(Task instructions):
Could you extract every entry below and reproduce it exactly?

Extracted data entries
***

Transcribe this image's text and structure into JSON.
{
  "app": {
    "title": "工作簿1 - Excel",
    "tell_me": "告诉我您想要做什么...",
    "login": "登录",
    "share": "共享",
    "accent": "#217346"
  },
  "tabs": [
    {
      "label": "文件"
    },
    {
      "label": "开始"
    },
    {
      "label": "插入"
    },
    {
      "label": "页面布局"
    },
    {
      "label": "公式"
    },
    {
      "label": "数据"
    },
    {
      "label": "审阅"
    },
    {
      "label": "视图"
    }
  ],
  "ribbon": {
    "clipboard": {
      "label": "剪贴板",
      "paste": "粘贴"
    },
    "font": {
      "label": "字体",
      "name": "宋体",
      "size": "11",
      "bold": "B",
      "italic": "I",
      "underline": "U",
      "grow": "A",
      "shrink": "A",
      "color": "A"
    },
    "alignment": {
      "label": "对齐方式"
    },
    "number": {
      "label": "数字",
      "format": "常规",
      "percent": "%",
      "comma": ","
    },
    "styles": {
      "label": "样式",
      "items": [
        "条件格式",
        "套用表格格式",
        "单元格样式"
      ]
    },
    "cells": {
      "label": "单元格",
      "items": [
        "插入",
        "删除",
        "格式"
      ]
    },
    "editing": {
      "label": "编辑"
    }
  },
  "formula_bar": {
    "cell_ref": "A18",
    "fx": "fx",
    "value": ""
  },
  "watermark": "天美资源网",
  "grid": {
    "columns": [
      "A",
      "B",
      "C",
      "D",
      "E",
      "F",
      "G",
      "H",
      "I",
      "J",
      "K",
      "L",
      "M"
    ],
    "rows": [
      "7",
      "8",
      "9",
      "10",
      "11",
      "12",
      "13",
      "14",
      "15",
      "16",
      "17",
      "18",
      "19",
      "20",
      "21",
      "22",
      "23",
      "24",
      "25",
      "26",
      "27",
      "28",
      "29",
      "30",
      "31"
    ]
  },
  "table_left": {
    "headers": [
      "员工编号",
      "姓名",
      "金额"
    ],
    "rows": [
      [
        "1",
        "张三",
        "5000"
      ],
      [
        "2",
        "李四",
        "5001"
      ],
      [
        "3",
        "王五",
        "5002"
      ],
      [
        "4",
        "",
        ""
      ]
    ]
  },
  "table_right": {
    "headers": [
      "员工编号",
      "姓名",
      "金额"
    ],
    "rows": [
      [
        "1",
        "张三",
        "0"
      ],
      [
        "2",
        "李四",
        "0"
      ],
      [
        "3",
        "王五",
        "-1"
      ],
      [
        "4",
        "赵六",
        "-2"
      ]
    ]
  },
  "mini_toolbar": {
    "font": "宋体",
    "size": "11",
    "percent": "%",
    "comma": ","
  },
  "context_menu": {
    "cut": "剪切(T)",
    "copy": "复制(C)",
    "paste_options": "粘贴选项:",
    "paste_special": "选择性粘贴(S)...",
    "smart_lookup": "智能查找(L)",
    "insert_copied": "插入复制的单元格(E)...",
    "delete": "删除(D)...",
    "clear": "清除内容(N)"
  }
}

***

(Result):
Transcribe this image's text and structure into JSON.
{
  "app": {
    "title": "工作簿1 - Excel",
    "tell_me": "告诉我您想要做什么...",
    "login": "登录",
    "share": "共享",
    "accent": "#217346"
  },
  "tabs": [
    {
      "label": "文件"
    },
    {
      "label": "开始"
    },
    {
      "label": "插入"
    },
    {
      "label": "页面布局"
    },
    {
      "label": "公式"
    },
    {
      "label": "数据"
    },
    {
      "label": "审阅"
    },
    {
      "label": "视图"
    }
  ],
  "ribbon": {
    "clipboard": {
      "label": "剪贴板",
      "paste": "粘贴"
    },
    "font": {
      "label": "字体",
      "name": "宋体",
      "size": "11",
      "bold": "B",
      "italic": "I",
      "underline": "U",
      "grow": "A",
      "shrink": "A",
      "color": "A"
    },
    "alignment": {
      "label": "对齐方式"
    },
    "number": {
      "label": "数字",
      "format": "常规",
      "percent": "%",
      "comma": ","
    },
    "styles": {
      "label": "样式",
      "items": [
        "条件格式",
        "套用表格格式",
        "单元格样式"
      ]
    },
    "cells": {
      "label": "单元格",
      "items": [
        "插入",
        "删除",
        "格式"
      ]
    },
    "editing": {
      "label": "编辑"
    }
  },
  "formula_bar": {
    "cell_ref": "A18",
    "fx": "fx",
    "value": ""
  },
  "watermark": "天美资源网",
  "grid": {
    "columns": [
      "A",
      "B",
      "C",
      "D",
      "E",
      "F",
      "G",
      "H",
      "I",
      "J",
      "K",
      "L",
      "M"
    ],
    "rows": [
      "7",
      "8",
      "9",
      "10",
      "11",
      "12",
      "13",
      "14",
      "15",
      "16",
      "17",
      "18",
      "19",
      "20",
      "21",
      "22",
      "23",
      "24",
      "25",
      "26",
      "27",
      "28",
      "29",
      "30",
      "31"
    ]
  },
  "table_left": {
    "headers": [
      "员工编号",
      "姓名",
      "金额"
    ],
    "rows": [
      [
        "1",
        "张三",
        "5000"
      ],
      [
        "2",
        "李四",
        "5001"
      ],
      [
        "3",
        "王五",
        "5002"
      ],
      [
        "4",
        "",
        ""
      ]
    ]
  },
  "table_right": {
    "headers": [
      "员工编号",
      "姓名",
      "金额"
    ],
    "rows": [
      [
        "1",
        "张三",
        "0"
      ],
      [
        "2",
        "李四",
        "0"
      ],
      [
        "3",
        "王五",
        "-1"
      ],
      [
        "4",
        "赵六",
        "-2"
      ]
    ]
  },
  "mini_toolbar": {
    "font": "宋体",
    "size": "11",
    "percent": "%",
    "comma": ","
  },
  "context_menu": {
    "cut": "剪切(T)",
    "copy": "复制(C)",
    "paste_options": "粘贴选项:",
    "paste_special": "选择性粘贴(S)...",
    "smart_lookup": "智能查找(L)",
    "insert_copied": "插入复制的单元格(E)...",
    "delete": "删除(D)...",
    "clear": "清除内容(N)"
  }
}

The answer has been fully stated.